§ Work instructions:
Could you repeat the records below exactly, leaving out any pictures?

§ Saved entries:
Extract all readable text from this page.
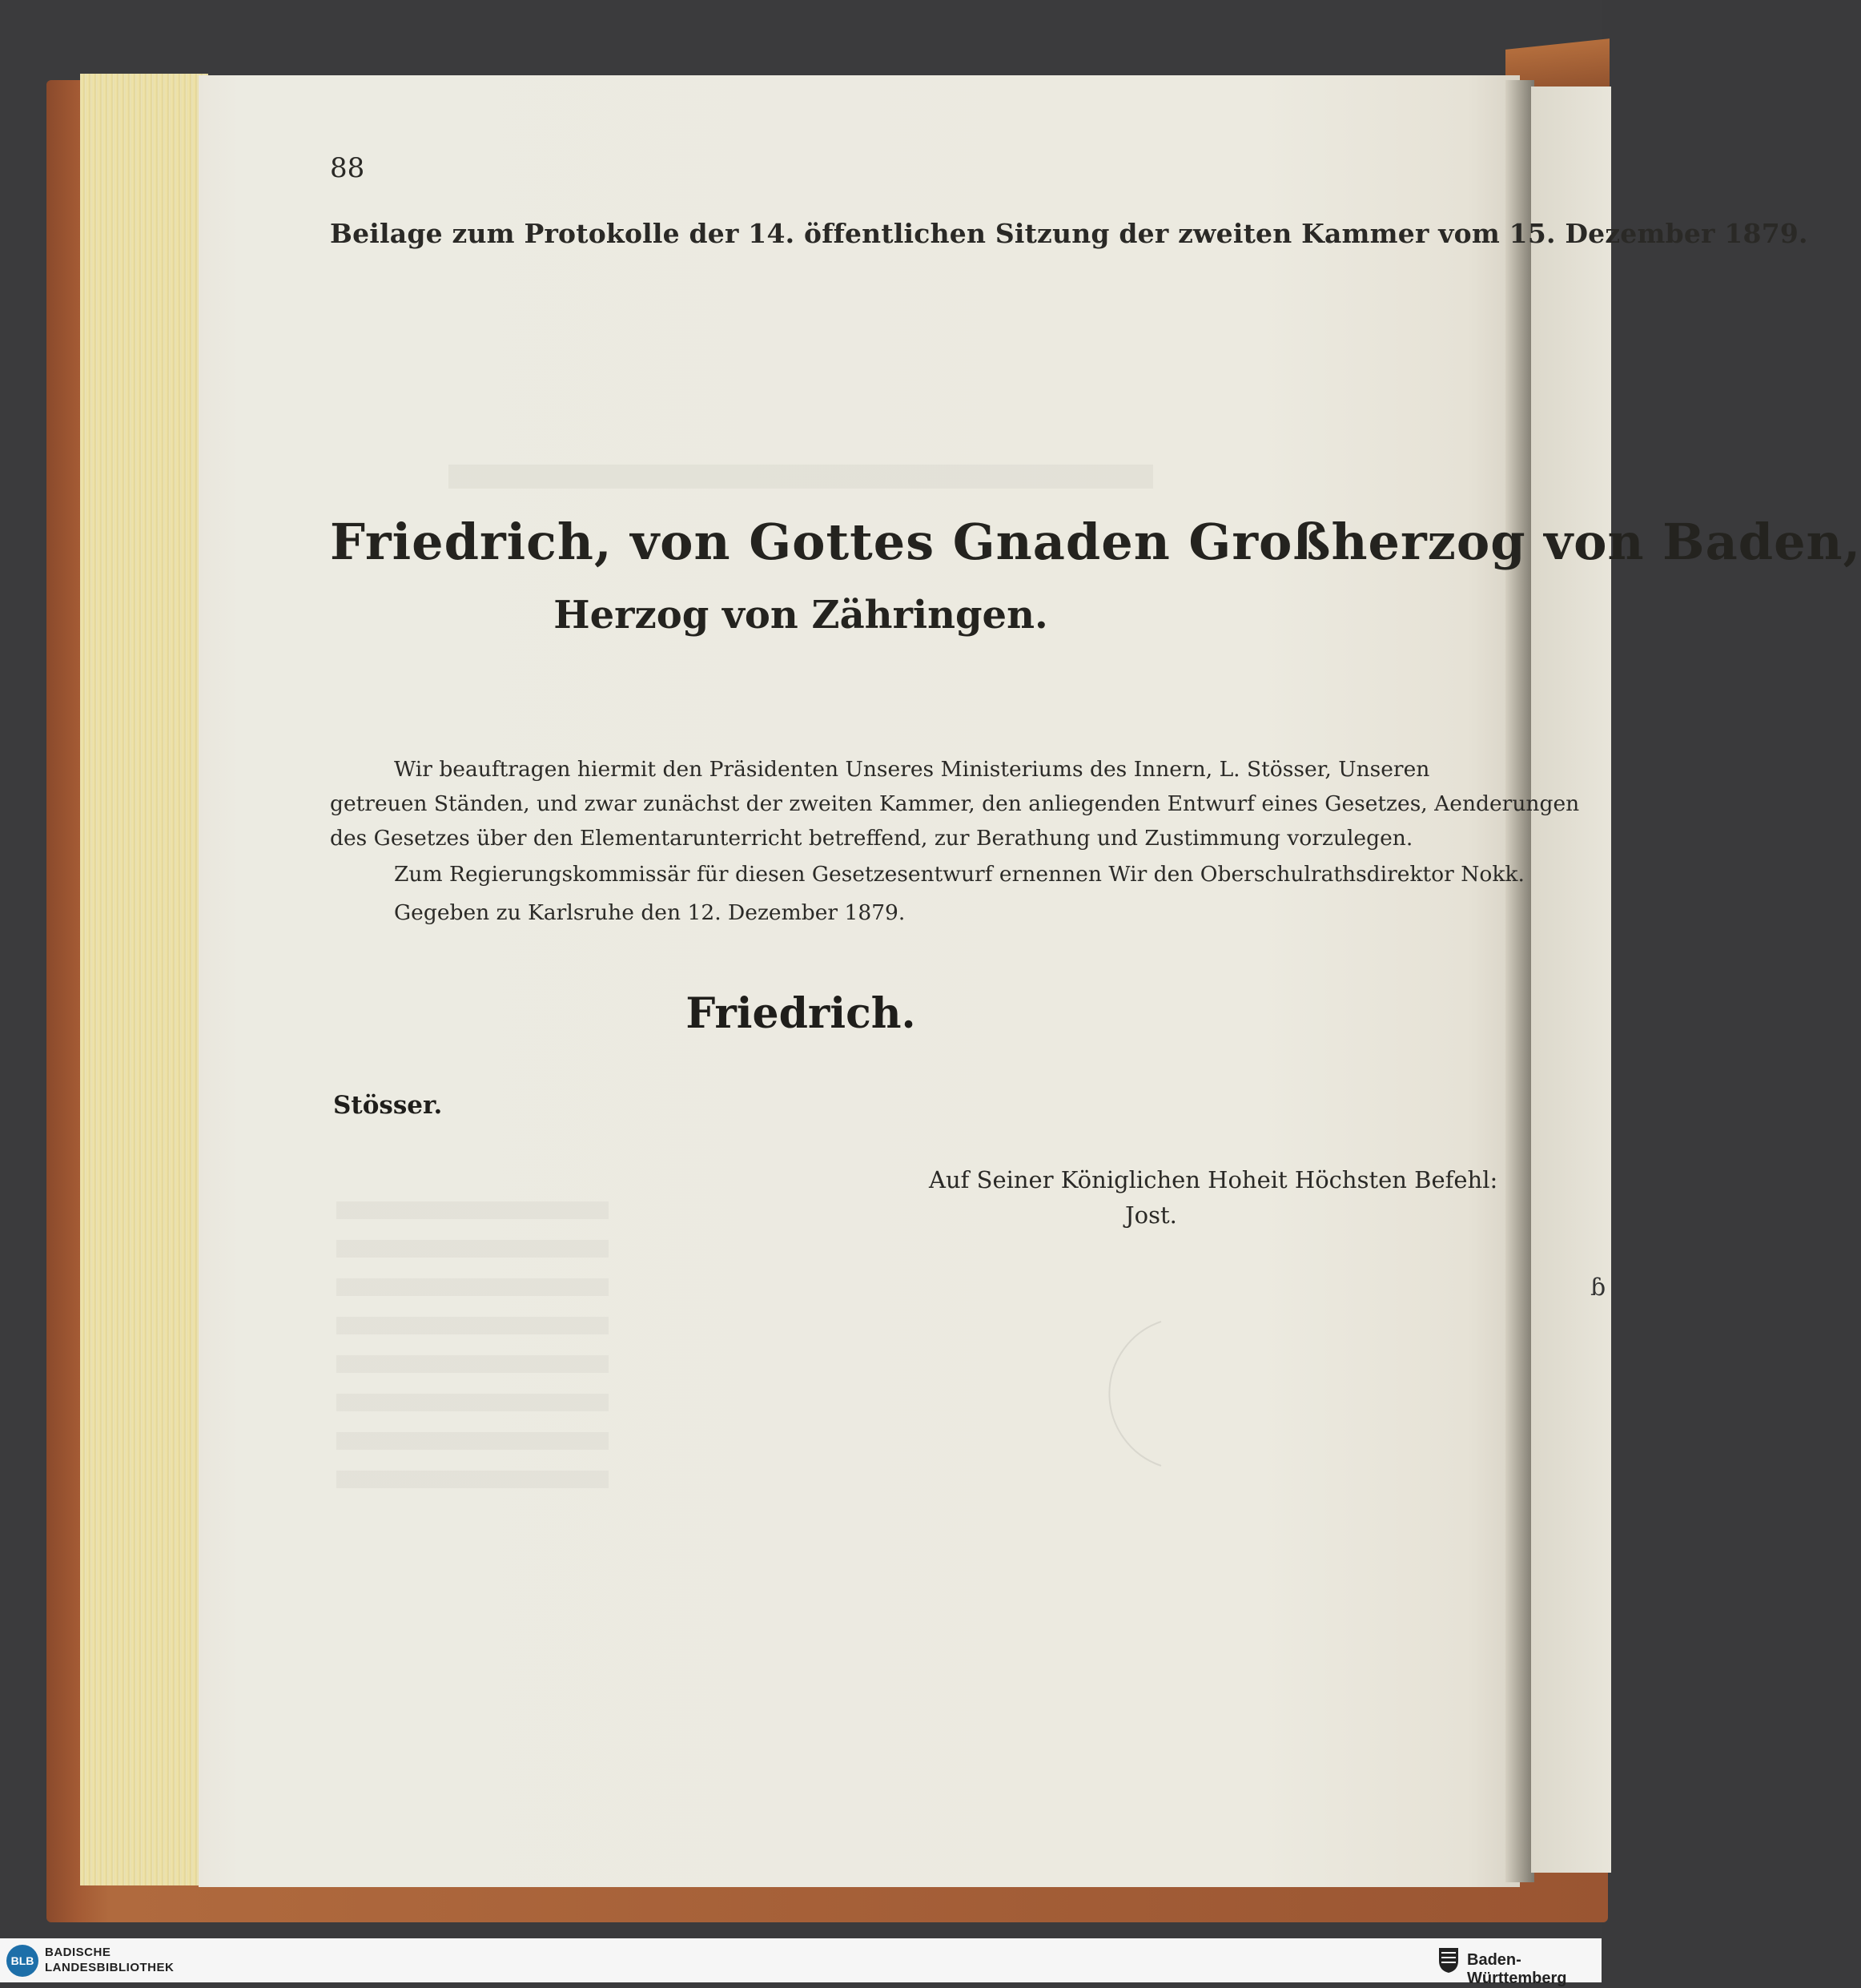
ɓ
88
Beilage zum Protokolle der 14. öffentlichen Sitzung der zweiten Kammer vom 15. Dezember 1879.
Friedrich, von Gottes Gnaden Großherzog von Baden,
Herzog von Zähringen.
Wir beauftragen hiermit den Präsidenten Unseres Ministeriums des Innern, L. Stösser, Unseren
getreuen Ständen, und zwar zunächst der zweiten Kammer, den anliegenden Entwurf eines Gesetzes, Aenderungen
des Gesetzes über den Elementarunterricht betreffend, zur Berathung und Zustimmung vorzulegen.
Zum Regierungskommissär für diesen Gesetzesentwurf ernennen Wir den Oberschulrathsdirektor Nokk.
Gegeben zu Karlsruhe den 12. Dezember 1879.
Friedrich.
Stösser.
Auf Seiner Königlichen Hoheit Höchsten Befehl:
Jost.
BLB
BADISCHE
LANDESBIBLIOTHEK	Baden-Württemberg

§ Output below:
Extract all readable text from this page.
ɓ
88
Beilage zum Protokolle der 14. öffentlichen Sitzung der zweiten Kammer vom 15. Dezember 1879.
Friedrich, von Gottes Gnaden Großherzog von Baden,
Herzog von Zähringen.
Wir beauftragen hiermit den Präsidenten Unseres Ministeriums des Innern, L. Stösser, Unseren
getreuen Ständen, und zwar zunächst der zweiten Kammer, den anliegenden Entwurf eines Gesetzes, Aenderungen
des Gesetzes über den Elementarunterricht betreffend, zur Berathung und Zustimmung vorzulegen.
Zum Regierungskommissär für diesen Gesetzesentwurf ernennen Wir den Oberschulrathsdirektor Nokk.
Gegeben zu Karlsruhe den 12. Dezember 1879.
Friedrich.
Stösser.
Auf Seiner Königlichen Hoheit Höchsten Befehl:
Jost.
BLB
BADISCHE
LANDESBIBLIOTHEK	Baden-Württemberg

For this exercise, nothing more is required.